Copy out every line of the data exactly.

□ □ □ □ □

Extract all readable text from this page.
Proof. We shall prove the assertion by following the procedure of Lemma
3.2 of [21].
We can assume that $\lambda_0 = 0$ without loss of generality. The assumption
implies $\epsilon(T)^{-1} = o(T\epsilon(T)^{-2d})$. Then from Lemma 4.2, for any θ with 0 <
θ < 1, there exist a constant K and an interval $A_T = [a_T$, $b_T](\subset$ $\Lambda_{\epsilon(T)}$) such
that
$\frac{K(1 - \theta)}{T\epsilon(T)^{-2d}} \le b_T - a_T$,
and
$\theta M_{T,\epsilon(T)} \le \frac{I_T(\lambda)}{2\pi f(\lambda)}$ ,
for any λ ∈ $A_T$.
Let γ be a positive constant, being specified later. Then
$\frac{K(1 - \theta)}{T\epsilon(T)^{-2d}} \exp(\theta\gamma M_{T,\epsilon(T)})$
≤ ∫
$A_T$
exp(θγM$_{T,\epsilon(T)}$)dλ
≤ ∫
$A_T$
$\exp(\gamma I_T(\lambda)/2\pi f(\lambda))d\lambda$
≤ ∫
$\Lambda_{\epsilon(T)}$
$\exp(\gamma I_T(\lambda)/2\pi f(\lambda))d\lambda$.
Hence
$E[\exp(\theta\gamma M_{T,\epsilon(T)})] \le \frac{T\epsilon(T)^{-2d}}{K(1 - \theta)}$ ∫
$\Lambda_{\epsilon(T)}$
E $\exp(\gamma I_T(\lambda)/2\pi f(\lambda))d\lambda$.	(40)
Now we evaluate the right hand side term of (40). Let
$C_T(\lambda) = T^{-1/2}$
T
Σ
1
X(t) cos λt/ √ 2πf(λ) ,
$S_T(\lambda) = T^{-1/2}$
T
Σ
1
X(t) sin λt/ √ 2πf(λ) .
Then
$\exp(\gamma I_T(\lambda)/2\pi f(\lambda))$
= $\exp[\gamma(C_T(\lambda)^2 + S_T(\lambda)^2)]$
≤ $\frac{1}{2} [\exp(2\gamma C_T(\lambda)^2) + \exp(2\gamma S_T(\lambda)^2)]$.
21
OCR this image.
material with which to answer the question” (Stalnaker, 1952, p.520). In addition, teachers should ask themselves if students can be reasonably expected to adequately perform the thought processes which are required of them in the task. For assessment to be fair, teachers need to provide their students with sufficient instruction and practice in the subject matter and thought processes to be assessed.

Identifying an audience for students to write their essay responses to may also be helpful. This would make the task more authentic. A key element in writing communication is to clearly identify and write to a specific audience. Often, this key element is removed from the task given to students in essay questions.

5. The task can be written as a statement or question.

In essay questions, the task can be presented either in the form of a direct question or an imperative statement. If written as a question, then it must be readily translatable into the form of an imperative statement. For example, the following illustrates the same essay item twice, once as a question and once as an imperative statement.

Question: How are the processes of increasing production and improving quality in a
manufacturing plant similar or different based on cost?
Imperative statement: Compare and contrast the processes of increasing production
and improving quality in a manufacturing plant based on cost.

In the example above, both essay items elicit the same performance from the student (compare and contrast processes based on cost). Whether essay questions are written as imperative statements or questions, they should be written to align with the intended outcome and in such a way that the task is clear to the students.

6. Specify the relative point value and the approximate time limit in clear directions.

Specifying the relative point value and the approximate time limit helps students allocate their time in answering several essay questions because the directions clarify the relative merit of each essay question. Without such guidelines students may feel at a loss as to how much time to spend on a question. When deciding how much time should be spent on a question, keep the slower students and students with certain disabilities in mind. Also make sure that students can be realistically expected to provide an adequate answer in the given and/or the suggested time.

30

□ □ □ □ □

Correct output:
Extract all readable text from this page.
Proof. We shall prove the assertion by following the procedure of Lemma
3.2 of [21].
We can assume that $\lambda_0 = 0$ without loss of generality. The assumption
implies $\epsilon(T)^{-1} = o(T\epsilon(T)^{-2d})$. Then from Lemma 4.2, for any θ with 0 <
θ < 1, there exist a constant K and an interval $A_T = [a_T$, $b_T](\subset$ $\Lambda_{\epsilon(T)}$) such
that
$\frac{K(1 - \theta)}{T\epsilon(T)^{-2d}} \le b_T - a_T$,
and
$\theta M_{T,\epsilon(T)} \le \frac{I_T(\lambda)}{2\pi f(\lambda)}$ ,
for any λ ∈ $A_T$.
Let γ be a positive constant, being specified later. Then
$\frac{K(1 - \theta)}{T\epsilon(T)^{-2d}} \exp(\theta\gamma M_{T,\epsilon(T)})$
≤ ∫
$A_T$
exp(θγM$_{T,\epsilon(T)}$)dλ
≤ ∫
$A_T$
$\exp(\gamma I_T(\lambda)/2\pi f(\lambda))d\lambda$
≤ ∫
$\Lambda_{\epsilon(T)}$
$\exp(\gamma I_T(\lambda)/2\pi f(\lambda))d\lambda$.
Hence
$E[\exp(\theta\gamma M_{T,\epsilon(T)})] \le \frac{T\epsilon(T)^{-2d}}{K(1 - \theta)}$ ∫
$\Lambda_{\epsilon(T)}$
E $\exp(\gamma I_T(\lambda)/2\pi f(\lambda))d\lambda$.	(40)
Now we evaluate the right hand side term of (40). Let
$C_T(\lambda) = T^{-1/2}$
T
Σ
1
X(t) cos λt/ √ 2πf(λ) ,
$S_T(\lambda) = T^{-1/2}$
T
Σ
1
X(t) sin λt/ √ 2πf(λ) .
Then
$\exp(\gamma I_T(\lambda)/2\pi f(\lambda))$
= $\exp[\gamma(C_T(\lambda)^2 + S_T(\lambda)^2)]$
≤ $\frac{1}{2} [\exp(2\gamma C_T(\lambda)^2) + \exp(2\gamma S_T(\lambda)^2)]$.
21
OCR this image.
material with which to answer the question” (Stalnaker, 1952, p.520). In addition, teachers should ask themselves if students can be reasonably expected to adequately perform the thought processes which are required of them in the task. For assessment to be fair, teachers need to provide their students with sufficient instruction and practice in the subject matter and thought processes to be assessed.

Identifying an audience for students to write their essay responses to may also be helpful. This would make the task more authentic. A key element in writing communication is to clearly identify and write to a specific audience. Often, this key element is removed from the task given to students in essay questions.

5. The task can be written as a statement or question.

In essay questions, the task can be presented either in the form of a direct question or an imperative statement. If written as a question, then it must be readily translatable into the form of an imperative statement. For example, the following illustrates the same essay item twice, once as a question and once as an imperative statement.

Question: How are the processes of increasing production and improving quality in a
manufacturing plant similar or different based on cost?
Imperative statement: Compare and contrast the processes of increasing production
and improving quality in a manufacturing plant based on cost.

In the example above, both essay items elicit the same performance from the student (compare and contrast processes based on cost). Whether essay questions are written as imperative statements or questions, they should be written to align with the intended outcome and in such a way that the task is clear to the students.

6. Specify the relative point value and the approximate time limit in clear directions.

Specifying the relative point value and the approximate time limit helps students allocate their time in answering several essay questions because the directions clarify the relative merit of each essay question. Without such guidelines students may feel at a loss as to how much time to spend on a question. When deciding how much time should be spent on a question, keep the slower students and students with certain disabilities in mind. Also make sure that students can be realistically expected to provide an adequate answer in the given and/or the suggested time.

30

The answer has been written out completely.